INSTRUCTIONS TO FOLLOW =
Locate the word "data" in the material, then show every line that holds it.

───

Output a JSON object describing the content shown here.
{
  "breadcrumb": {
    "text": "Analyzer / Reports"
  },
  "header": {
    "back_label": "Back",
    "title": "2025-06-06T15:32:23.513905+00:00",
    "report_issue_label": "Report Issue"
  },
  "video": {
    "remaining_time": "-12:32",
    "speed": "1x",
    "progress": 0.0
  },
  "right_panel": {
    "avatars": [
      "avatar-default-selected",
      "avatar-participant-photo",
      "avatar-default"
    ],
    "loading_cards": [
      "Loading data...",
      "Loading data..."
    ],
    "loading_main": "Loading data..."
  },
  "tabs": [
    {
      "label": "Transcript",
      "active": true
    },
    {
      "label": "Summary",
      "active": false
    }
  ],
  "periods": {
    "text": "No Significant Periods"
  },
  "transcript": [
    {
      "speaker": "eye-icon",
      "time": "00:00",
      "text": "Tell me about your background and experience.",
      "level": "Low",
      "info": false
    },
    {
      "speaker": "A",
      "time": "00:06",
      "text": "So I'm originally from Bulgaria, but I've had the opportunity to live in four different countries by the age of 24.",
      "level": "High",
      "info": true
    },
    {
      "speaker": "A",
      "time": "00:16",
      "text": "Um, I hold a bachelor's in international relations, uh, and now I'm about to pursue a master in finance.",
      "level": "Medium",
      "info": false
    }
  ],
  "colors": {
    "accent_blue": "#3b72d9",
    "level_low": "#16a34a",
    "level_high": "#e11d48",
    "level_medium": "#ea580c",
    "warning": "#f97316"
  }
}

───

FINISHED TASK =
      "Loading data...",
      "Loading data..."
    "loading_main": "Loading data..."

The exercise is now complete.